EXERCISE DESCRIPTION:
Which lines contain the word "Water"? Return each of them as written.

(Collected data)
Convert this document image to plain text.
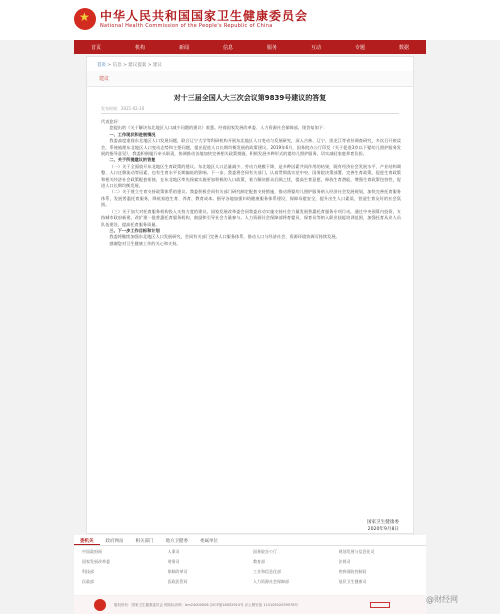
★
中华人民共和国国家卫生健康委员会
National Health Commission of the People's Republic of China
首页	机构	新闻	信息	服务	互动	专题	数据
首页 > 信息 > 建议提案 > 建议
建议
对十三届全国人大三次会议第9839号建议的答复
发布时间：2021-02-10

代表您好：

您提出的《关于解决东北地区人口减少问题的建议》收悉。经商国家发展改革委、人力资源社会保障部，现答复如下：

一、工作现状和进展情况

我委高度重视东北地区人口发展问题，联合辽宁大学等科研机构开展东北地区人口变动与发展研究，深入吉林、辽宁、黑龙江等省份调查研究，多次召开座谈会，系统梳理东北地区人口变动态势和主要问题，提出促进人口长期均衡发展的政策建议。2019年6月，国务院办公厅印发《关于促进3岁以下婴幼儿照护服务发展的指导意见》，我委积极履行牵头职责，协调推动各地加快完善相关政策措施，积极发展多种形式的婴幼儿照护服务，切实减轻家庭养育负担。

二、关于所提建议的答复

（一）关于全面放开东北地区生育政策的建议。东北地区人口总量减少、劳动力规模下降，是多种因素共同作用的结果，既有经济社会发展水平、产业结构调整、人口迁移流动等因素，也有生育水平长期偏低的影响。下一步，我委将会同有关部门，认真贯彻落实党中央、国务院决策部署，完善生育政策，促进生育政策和相关经济社会政策配套衔接，在东北地区率先探索实施更加积极的人口政策，着力解决群众后顾之忧，提高生育意愿，释放生育潜能，增强生育政策包容性，促进人口长期均衡发展。

（二）关于建立生育支持政策体系的建议。我委积极会同有关部门研究制定配套支持措施，推动将婴幼儿照护服务纳入经济社会发展规划，加快完善托育服务体系，发展普惠托育服务，降低家庭生育、养育、教育成本。指导各地加强妇幼健康服务体系建设，保障母婴安全，提升出生人口素质，营造生育友好的社会氛围。

（三）关于加大对托育服务机构投入支持力度的建议。国家发展改革委会同我委启动实施支持社会力量发展普惠托育服务专项行动，通过中央预算内投资，支持城市政府新建、改扩建一批普惠托育服务机构，鼓励和引导社会力量参与。人力资源社会保障部将育婴员、保育员等纳入职业技能培训范围，加强托育从业人员队伍建设，提高托育服务质量。

三、下一步工作目标和计划

我委将继续加强东北地区人口发展研究，会同有关部门完善人口服务体系，推动人口与经济社会、资源环境协调可持续发展。

感谢您对卫生健康工作的关心和支持。

国家卫生健康委
2020年9月8日
委机关	政府网站	相关部门	地方卫健委	委属单位
中国政府网	人事司	国务院办公厅	规划发展与信息化司
国家发展改革委	财务司	教育部	法规司
科技部	体制改革司	工业和信息化部	疾病预防控制局
民政部	医政医管局	人力资源社会保障部	基层卫生健康司
版权所有：国家卫生健康委员会 网站标识码：bm24000006 京ICP备18052910号 京公网安备 11010502039578号
@财经网
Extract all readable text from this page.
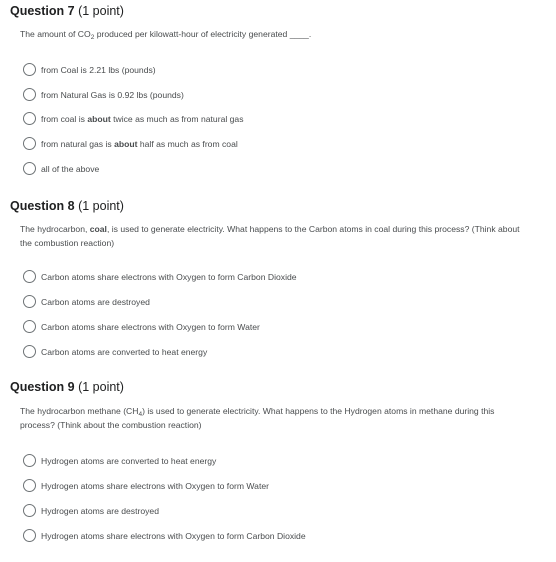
Question 7 (1 point)
The amount of $CO_2$ produced per kilowatt-hour of electricity generated ____.
from Coal is 2.21 lbs (pounds)
from Natural Gas is 0.92 lbs (pounds)
from coal is about twice as much as from natural gas
from natural gas is about half as much as from coal
all of the above
Question 8 (1 point)
The hydrocarbon, coal, is used to generate electricity. What happens to the Carbon atoms in coal during this process? (Think about the combustion reaction)
Carbon atoms share electrons with Oxygen to form Carbon Dioxide
Carbon atoms are destroyed
Carbon atoms share electrons with Oxygen to form Water
Carbon atoms are converted to heat energy
Question 9 (1 point)
The hydrocarbon methane $(CH_4)$ is used to generate electricity. What happens to the Hydrogen atoms in methane during this process? (Think about the combustion reaction)
Hydrogen atoms are converted to heat energy
Hydrogen atoms share electrons with Oxygen to form Water
Hydrogen atoms are destroyed
Hydrogen atoms share electrons with Oxygen to form Carbon Dioxide
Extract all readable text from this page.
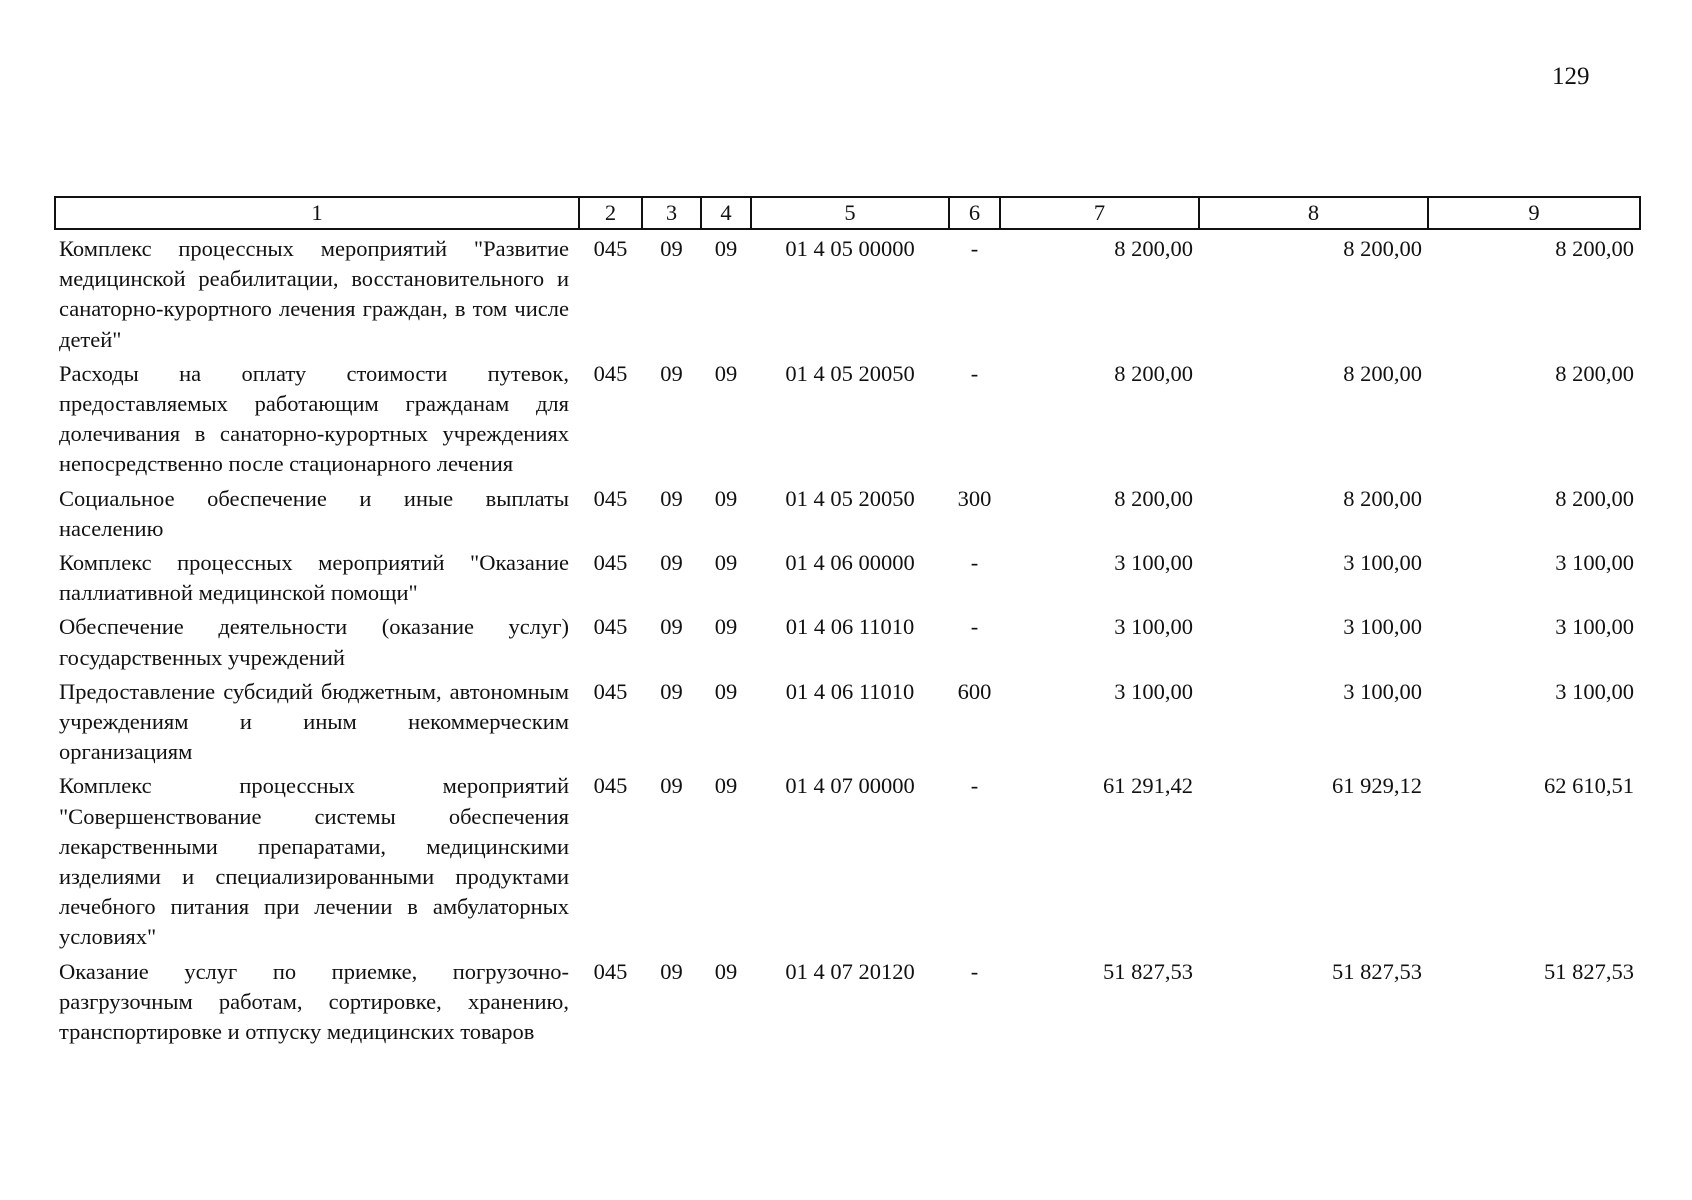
129
1	2	3	4	5	6	7	8	9
Комплекс процессных мероприятий "Развитие медицинской реабилитации, восстановительного и санаторно-курортного лечения граждан, в том числе детей"	045	09	09	01 4 05 00000	-	8 200,00	8 200,00	8 200,00
Расходы на оплату стоимости путевок, предоставляемых работающим гражданам для долечивания в санаторно-курортных учреждениях непосредственно после стационарного лечения	045	09	09	01 4 05 20050	-	8 200,00	8 200,00	8 200,00
Социальное обеспечение и иные выплаты населению	045	09	09	01 4 05 20050	300	8 200,00	8 200,00	8 200,00
Комплекс процессных мероприятий "Оказание паллиативной медицинской помощи"	045	09	09	01 4 06 00000	-	3 100,00	3 100,00	3 100,00
Обеспечение деятельности (оказание услуг) государственных учреждений	045	09	09	01 4 06 11010	-	3 100,00	3 100,00	3 100,00
Предоставление субсидий бюджетным, автономным учреждениям и иным некоммерческим организациям	045	09	09	01 4 06 11010	600	3 100,00	3 100,00	3 100,00
Комплекс процессных мероприятий "Совершенствование системы обеспечения лекарственными препаратами, медицинскими изделиями и специализированными продуктами лечебного питания при лечении в амбулаторных условиях"	045	09	09	01 4 07 00000	-	61 291,42	61 929,12	62 610,51
Оказание услуг по приемке, погрузочно-разгрузочным работам, сортировке, хранению, транспортировке и отпуску медицинских товаров	045	09	09	01 4 07 20120	-	51 827,53	51 827,53	51 827,53
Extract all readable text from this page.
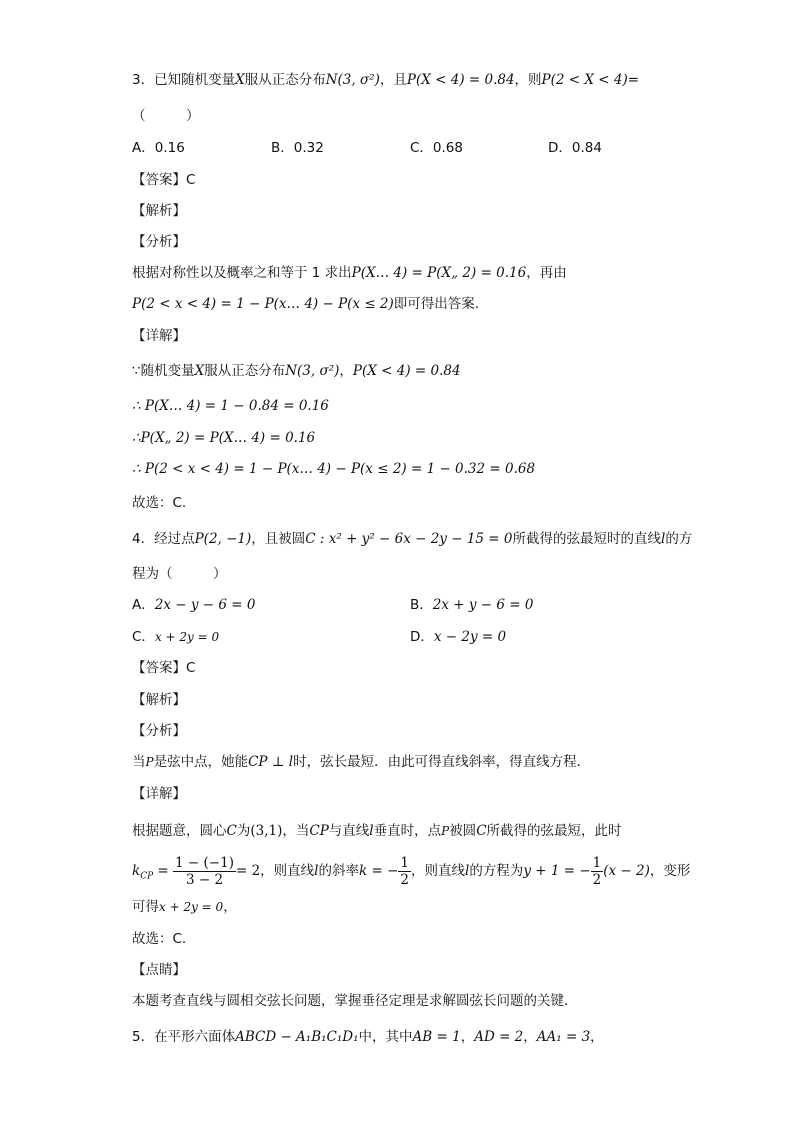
3．已知随机变量X服从正态分布N(3, σ²)，且P(X < 4) = 0.84，则P(2 < X < 4)=
（　　　）
A．0.16	B．0.32	C．0.68	D．0.84
【答案】C
【解析】
【分析】
根据对称性以及概率之和等于 1 求出P(X… 4) = P(X„ 2) = 0.16，再由
P(2 < x < 4) = 1 − P(x… 4) − P(x ≤ 2)即可得出答案.
【详解】
∵随机变量X服从正态分布N(3, σ²)，P(X < 4) = 0.84
∴ P(X… 4) = 1 − 0.84 = 0.16
∴P(X„ 2) = P(X… 4) = 0.16
∴ P(2 < x < 4) = 1 − P(x… 4) − P(x ≤ 2) = 1 − 0.32 = 0.68
故选：C.
4．经过点P(2, −1)，且被圆C : x² + y² − 6x − 2y − 15 = 0所截得的弦最短时的直线l的方
程为（　　　）
A．2x − y − 6 = 0	B．2x + y − 6 = 0
C．x + 2y = 0	D．x − 2y = 0
【答案】C
【解析】
【分析】
当P是弦中点，她能CP ⊥ l时，弦长最短．由此可得直线斜率，得直线方程．
【详解】
根据题意，圆心C为(3,1)，当CP与直线l垂直时，点P被圆C所截得的弦最短，此时
$k_{CP} = \frac{1 - (-1)}{3 - 2} = 2$，则直线l的斜率k = − $\frac{1}{2}$ ，则直线l的方程为y + 1 = − $\frac{1}{2} (x - 2)$，变形
可得x + 2y = 0，
故选：C.
【点睛】
本题考查直线与圆相交弦长问题，掌握垂径定理是求解圆弦长问题的关键．
5．在平形六面体ABCD − A₁B₁C₁D₁中，其中AB = 1，AD = 2，AA₁ = 3，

OUTPUT OF THE TASK:
Carbon atoms share electrons with Oxygen to form Water
Hydrogen atoms share electrons with Oxygen to form Water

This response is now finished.